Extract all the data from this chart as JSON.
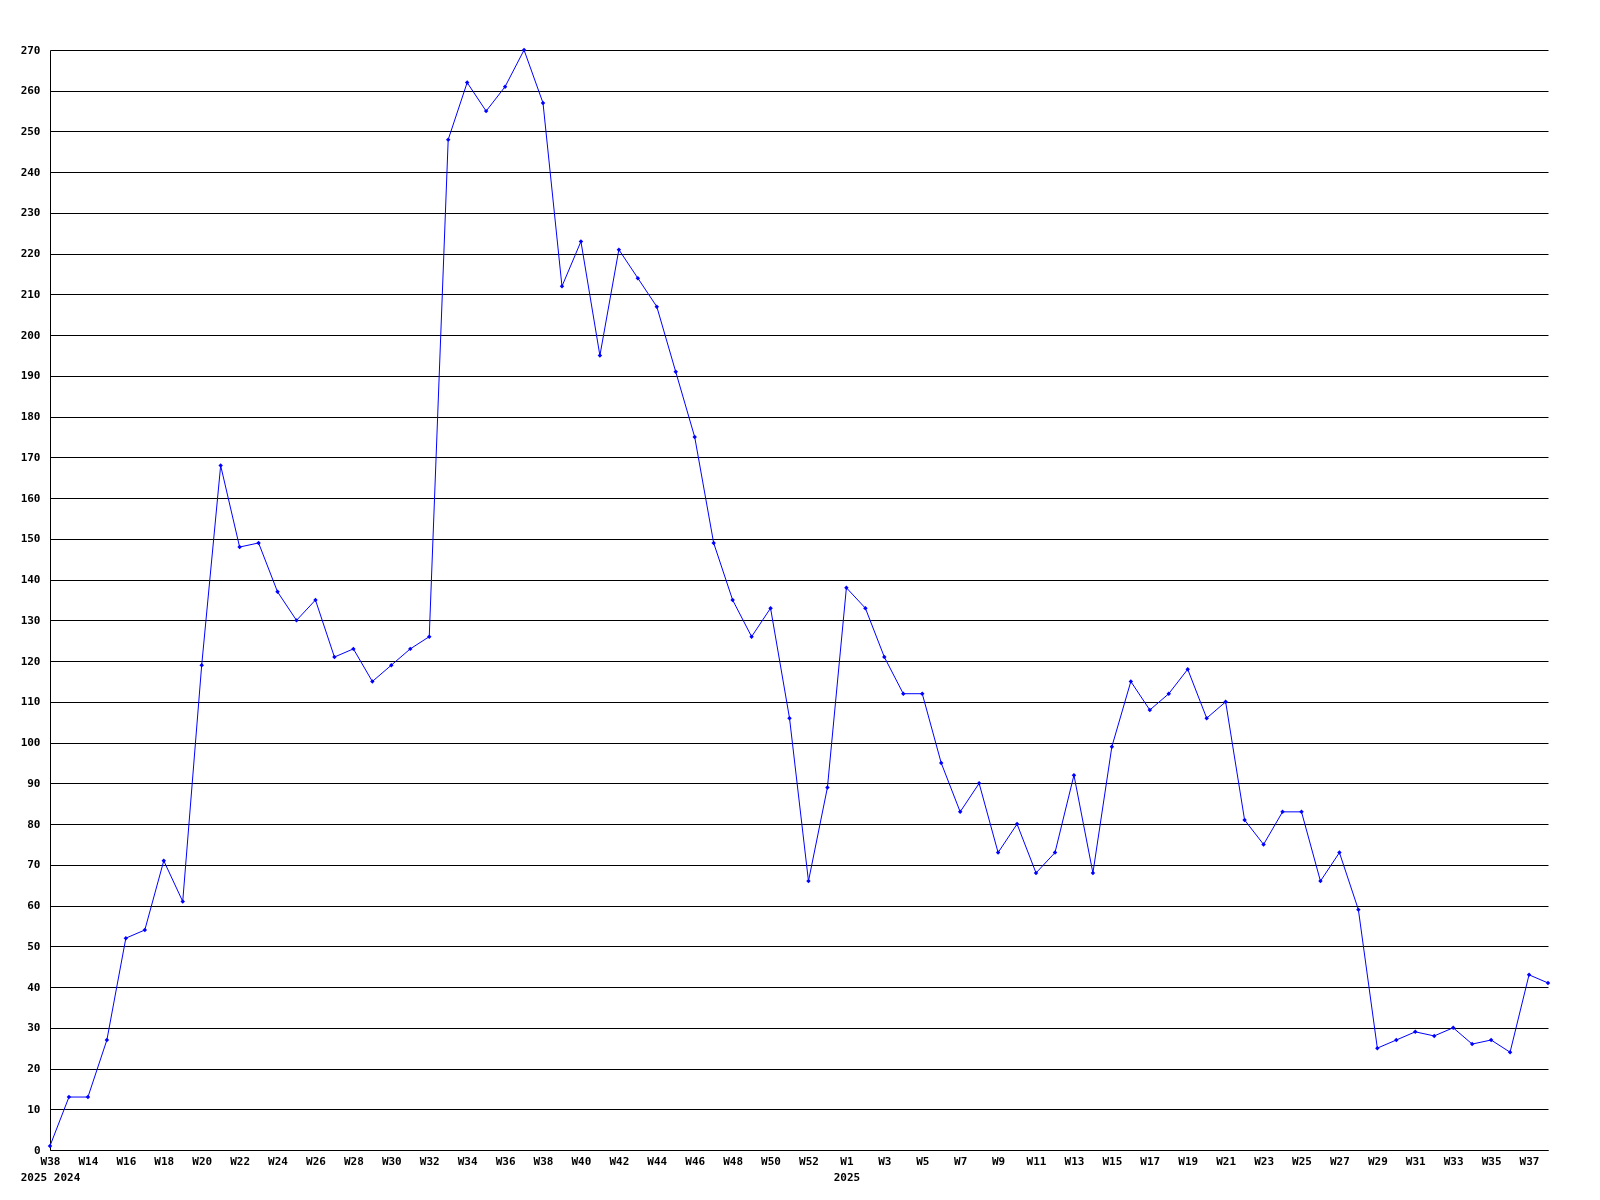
{
  "chart_data": {
    "type": "line",
    "categories": [
      "W38\n2025 2024",
      null,
      "W14",
      null,
      "W16",
      null,
      "W18",
      null,
      "W20",
      null,
      "W22",
      null,
      "W24",
      null,
      "W26",
      null,
      "W28",
      null,
      "W30",
      null,
      "W32",
      null,
      "W34",
      null,
      "W36",
      null,
      "W38",
      null,
      "W40",
      null,
      "W42",
      null,
      "W44",
      null,
      "W46",
      null,
      "W48",
      null,
      "W50",
      null,
      "W52",
      null,
      "W1\n2025",
      null,
      "W3",
      null,
      "W5",
      null,
      "W7",
      null,
      "W9",
      null,
      "W11",
      null,
      "W13",
      null,
      "W15",
      null,
      "W17",
      null,
      "W19",
      null,
      "W21",
      null,
      "W23",
      null,
      "W25",
      null,
      "W27",
      null,
      "W29",
      null,
      "W31",
      null,
      "W33",
      null,
      "W35",
      null,
      "W37",
      null
    ],
    "series": [
      {
        "color": "#0000ff",
        "values": [
          1,
          13,
          13,
          27,
          52,
          54,
          71,
          61,
          119,
          168,
          148,
          149,
          137,
          130,
          135,
          121,
          123,
          115,
          119,
          123,
          126,
          248,
          262,
          255,
          261,
          270,
          257,
          212,
          223,
          195,
          221,
          214,
          207,
          191,
          175,
          149,
          135,
          126,
          133,
          106,
          66,
          89,
          138,
          133,
          121,
          112,
          112,
          95,
          83,
          90,
          73,
          80,
          68,
          73,
          92,
          68,
          99,
          115,
          108,
          112,
          118,
          106,
          110,
          81,
          75,
          83,
          83,
          66,
          73,
          59,
          25,
          27,
          29,
          28,
          30,
          26,
          27,
          24,
          43,
          41
        ]
      }
    ],
    "ylim": [
      0,
      270
    ],
    "yticks": [
      0,
      10,
      20,
      30,
      40,
      50,
      60,
      70,
      80,
      90,
      100,
      110,
      120,
      130,
      140,
      150,
      160,
      170,
      180,
      190,
      200,
      210,
      220,
      230,
      240,
      250,
      260,
      270
    ],
    "grid": "y",
    "marker": "diamond",
    "line_style": "solid"
  }
}
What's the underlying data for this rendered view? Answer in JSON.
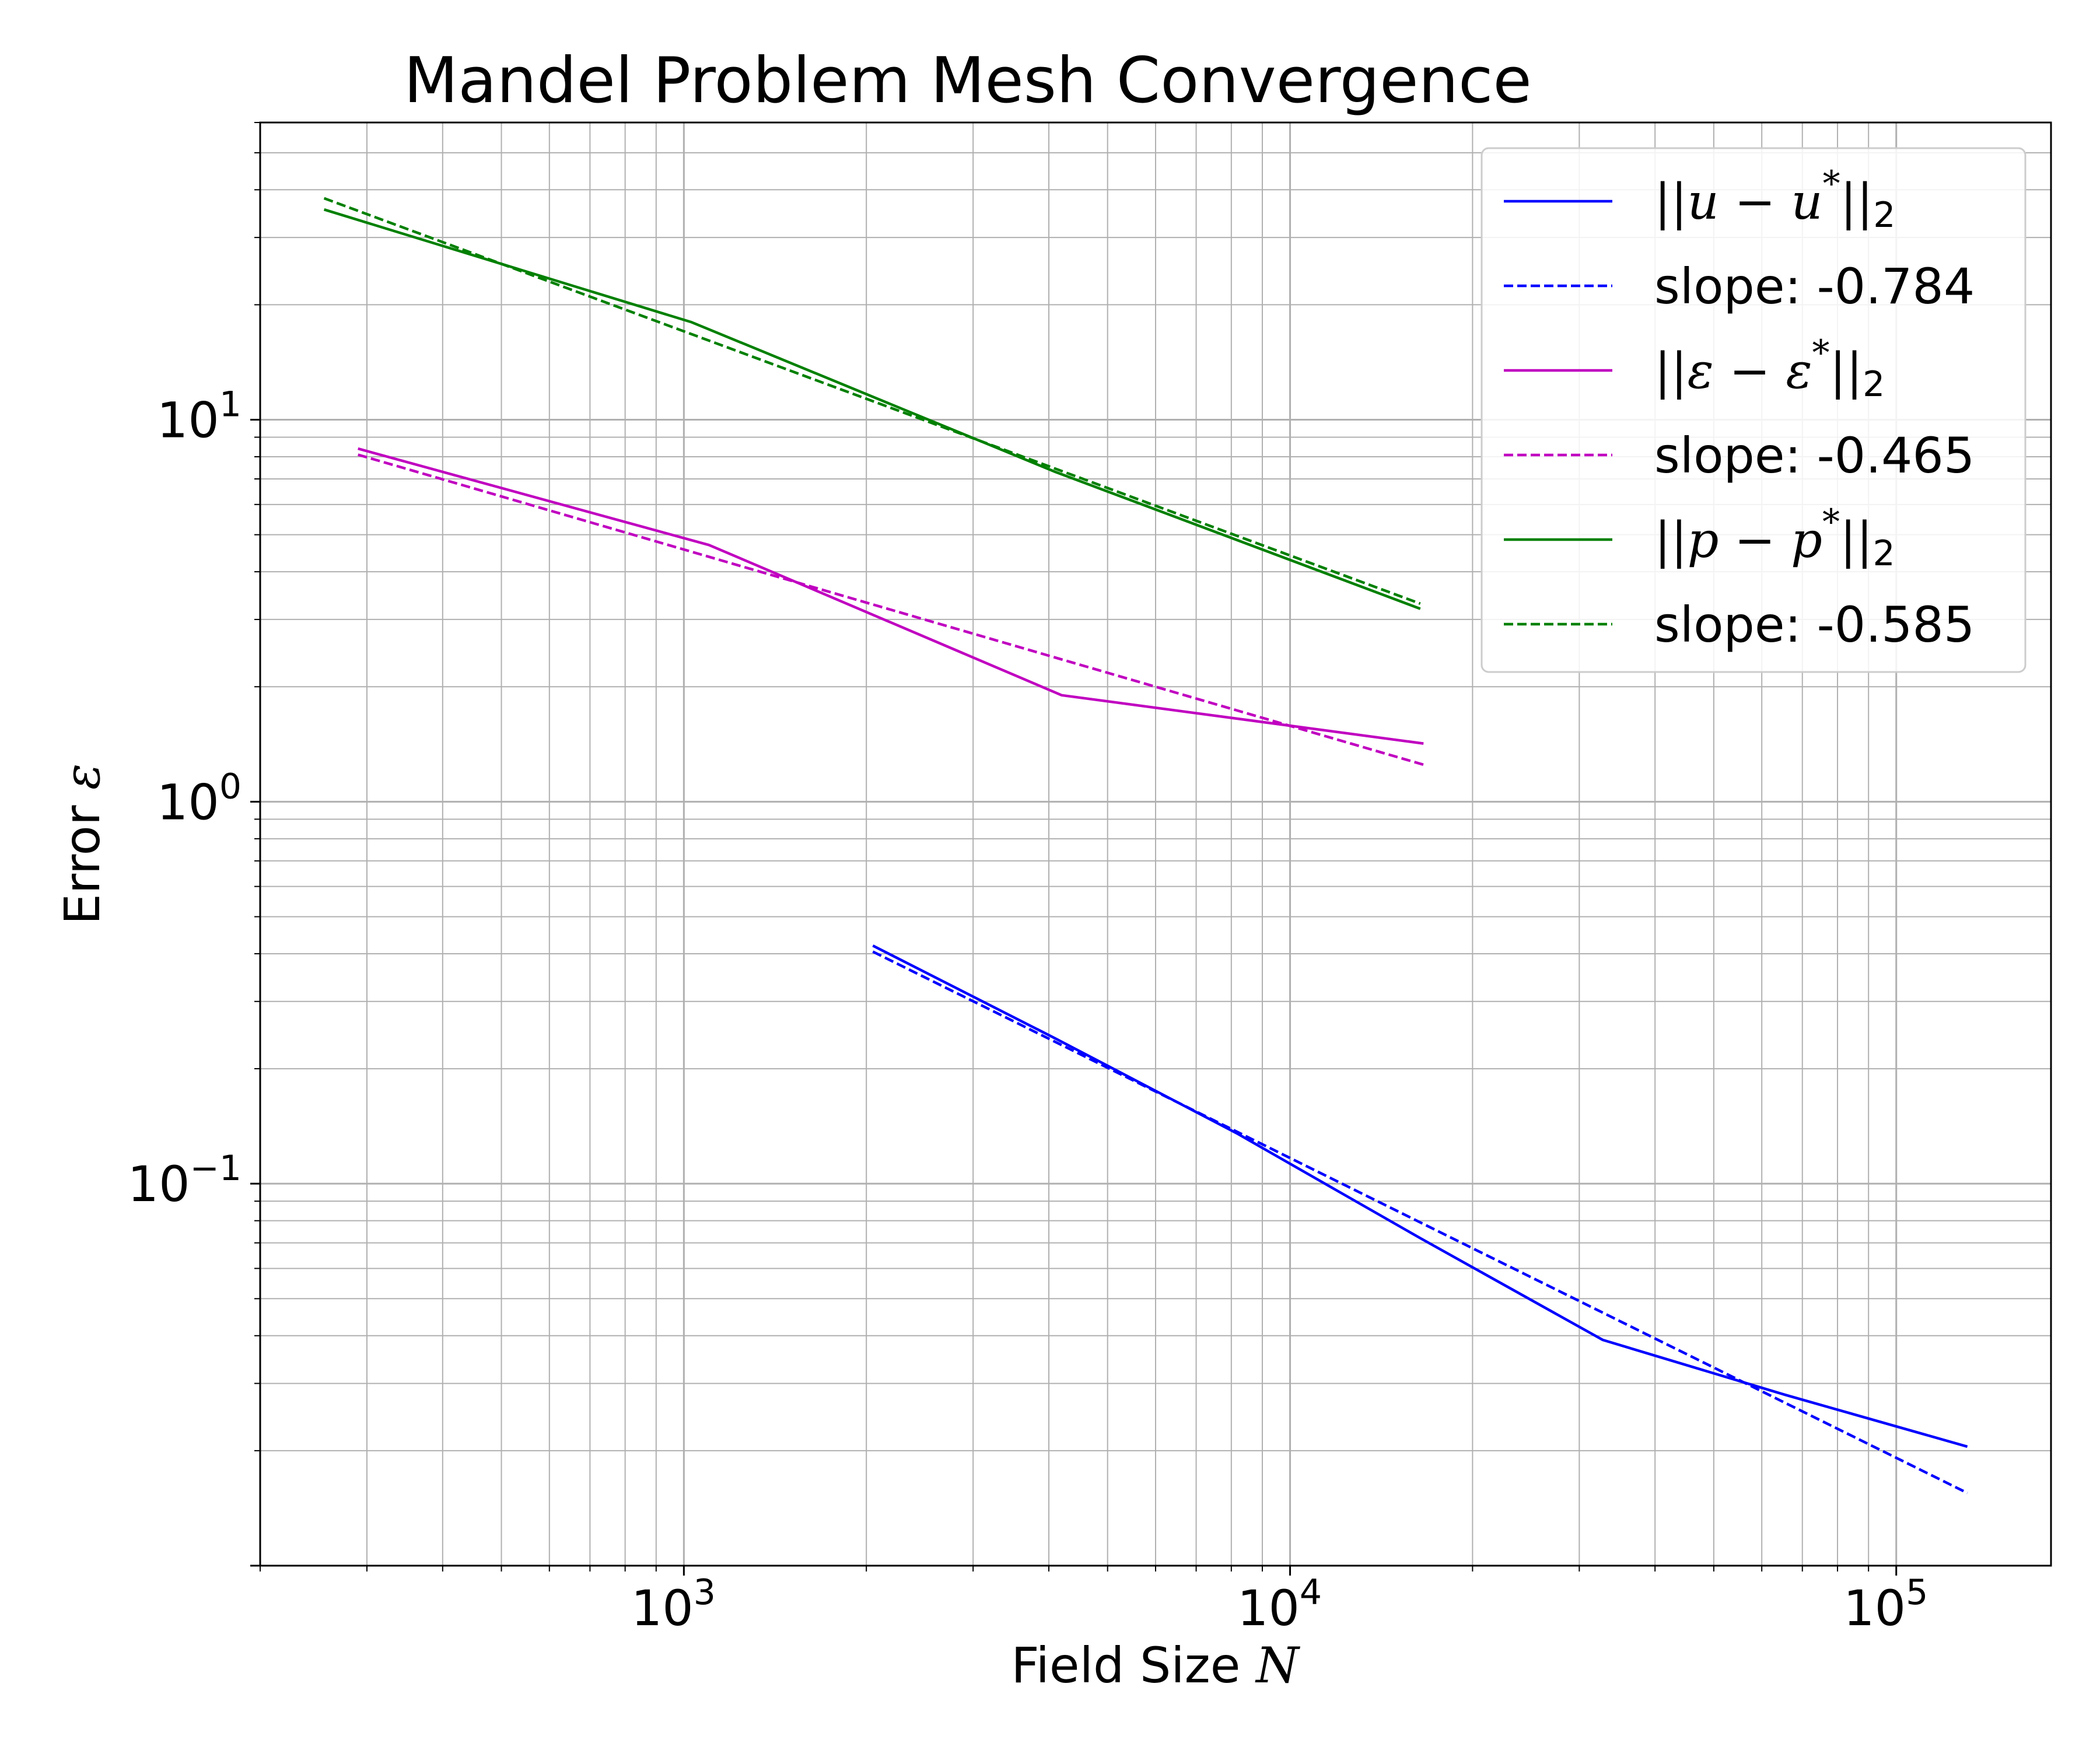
{
  "chart_data": {
    "type": "line",
    "title": "Mandel Problem Mesh Convergence",
    "xlabel": "Field Size N",
    "ylabel": "Error ε",
    "xscale": "log",
    "yscale": "log",
    "xlim": [
      200,
      180000
    ],
    "ylim": [
      0.01,
      60
    ],
    "x_ticks": [
      1000,
      10000,
      100000
    ],
    "x_tick_labels": [
      "10^3",
      "10^4",
      "10^5"
    ],
    "y_ticks": [
      0.1,
      1,
      10
    ],
    "y_tick_labels": [
      "10^-1",
      "10^0",
      "10^1"
    ],
    "grid": "major and minor",
    "legend_position": "top-right",
    "series": [
      {
        "name": "||u − u*||₂",
        "style": "solid",
        "color": "#0000ff",
        "x": [
          2050,
          4100,
          8200,
          16400,
          32800,
          65600,
          131000
        ],
        "y": [
          0.42,
          0.24,
          0.135,
          0.072,
          0.039,
          0.028,
          0.0205
        ]
      },
      {
        "name": "slope: -0.784",
        "style": "dashed",
        "color": "#0000ff",
        "x": [
          2050,
          131000
        ],
        "y": [
          0.405,
          0.0155
        ]
      },
      {
        "name": "||ε − ε*||₂",
        "style": "solid",
        "color": "#c000c0",
        "x": [
          290,
          1100,
          4200,
          16600
        ],
        "y": [
          8.4,
          4.7,
          1.9,
          1.42
        ]
      },
      {
        "name": "slope: -0.465",
        "style": "dashed",
        "color": "#c000c0",
        "x": [
          290,
          16600
        ],
        "y": [
          8.1,
          1.25
        ]
      },
      {
        "name": "||p − p*||₂",
        "style": "solid",
        "color": "#008000",
        "x": [
          255,
          1030,
          4100,
          16400
        ],
        "y": [
          35.5,
          18,
          7.3,
          3.2
        ]
      },
      {
        "name": "slope: -0.585",
        "style": "dashed",
        "color": "#008000",
        "x": [
          255,
          16400
        ],
        "y": [
          38,
          3.3
        ]
      }
    ],
    "legend": [
      {
        "kind": "math",
        "base": "||u − u",
        "sup": "*",
        "tail": "||",
        "sub": "2"
      },
      {
        "kind": "text",
        "text": "slope: -0.784"
      },
      {
        "kind": "math",
        "base": "||ε − ε",
        "sup": "*",
        "tail": "||",
        "sub": "2"
      },
      {
        "kind": "text",
        "text": "slope: -0.465"
      },
      {
        "kind": "math",
        "base": "||p − p",
        "sup": "*",
        "tail": "||",
        "sub": "2"
      },
      {
        "kind": "text",
        "text": "slope: -0.585"
      }
    ]
  }
}
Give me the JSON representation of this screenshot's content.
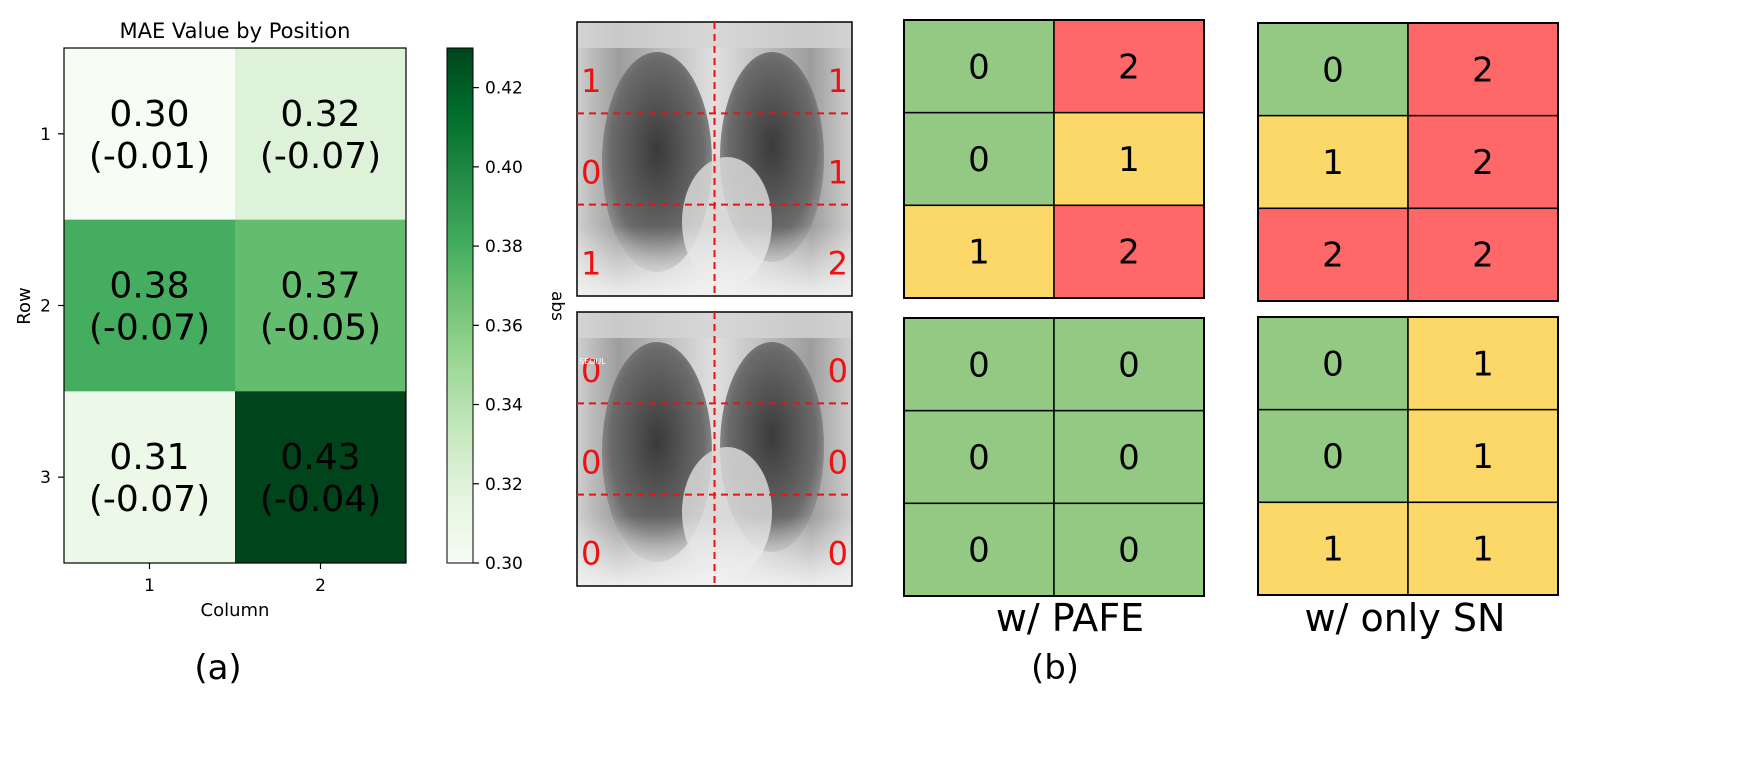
{
  "chart_data": [
    {
      "type": "heatmap",
      "title": "MAE Value by Position",
      "xlabel": "Column",
      "ylabel": "Row",
      "x_ticks": [
        "1",
        "2"
      ],
      "y_ticks": [
        "1",
        "2",
        "3"
      ],
      "cells": [
        [
          {
            "value": 0.3,
            "label": "0.30",
            "delta": "(-0.01)"
          },
          {
            "value": 0.32,
            "label": "0.32",
            "delta": "(-0.07)"
          }
        ],
        [
          {
            "value": 0.38,
            "label": "0.38",
            "delta": "(-0.07)"
          },
          {
            "value": 0.37,
            "label": "0.37",
            "delta": "(-0.05)"
          }
        ],
        [
          {
            "value": 0.31,
            "label": "0.31",
            "delta": "(-0.07)"
          },
          {
            "value": 0.43,
            "label": "0.43",
            "delta": "(-0.04)"
          }
        ]
      ],
      "colorbar": {
        "label": "abs",
        "range": [
          0.3,
          0.43
        ],
        "ticks": [
          "0.30",
          "0.32",
          "0.34",
          "0.36",
          "0.38",
          "0.40",
          "0.42"
        ],
        "colors": [
          "#f7fcf5",
          "#e5f5e0",
          "#c7e9c0",
          "#a1d99b",
          "#74c476",
          "#41ab5d",
          "#238b45",
          "#006d2c",
          "#00441b"
        ]
      },
      "caption": "(a)"
    },
    {
      "type": "table",
      "xray_labels": [
        [
          [
            "1",
            "1"
          ],
          [
            "0",
            "1"
          ],
          [
            "1",
            "2"
          ]
        ],
        [
          [
            "0",
            "0"
          ],
          [
            "0",
            "0"
          ],
          [
            "0",
            "0"
          ]
        ]
      ],
      "xray_overlay_text": "SEOUL",
      "grids": [
        {
          "name": "w/ PAFE",
          "rows": [
            [
              [
                "0",
                "2"
              ],
              [
                "0",
                "1"
              ],
              [
                "1",
                "2"
              ]
            ],
            [
              [
                "0",
                "0"
              ],
              [
                "0",
                "0"
              ],
              [
                "0",
                "0"
              ]
            ]
          ]
        },
        {
          "name": "w/ only SN",
          "rows": [
            [
              [
                "0",
                "2"
              ],
              [
                "1",
                "2"
              ],
              [
                "2",
                "2"
              ]
            ],
            [
              [
                "0",
                "1"
              ],
              [
                "0",
                "1"
              ],
              [
                "1",
                "1"
              ]
            ]
          ]
        }
      ],
      "level_colors": {
        "0": "#93c983",
        "1": "#fcd868",
        "2": "#fe6868"
      },
      "caption": "(b)"
    }
  ]
}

▶ [Short problem]: Pull out and copy each line containing the string "name".

▶ [Solution to this exercise]:
        "name": "||u − u*||₂",
        "name": "slope: -0.784",
        "name": "||ε − ε*||₂",
        "name": "slope: -0.465",
        "name": "||p − p*||₂",
        "name": "slope: -0.585",
          "name": "w/ PAFE",
          "name": "w/ only SN",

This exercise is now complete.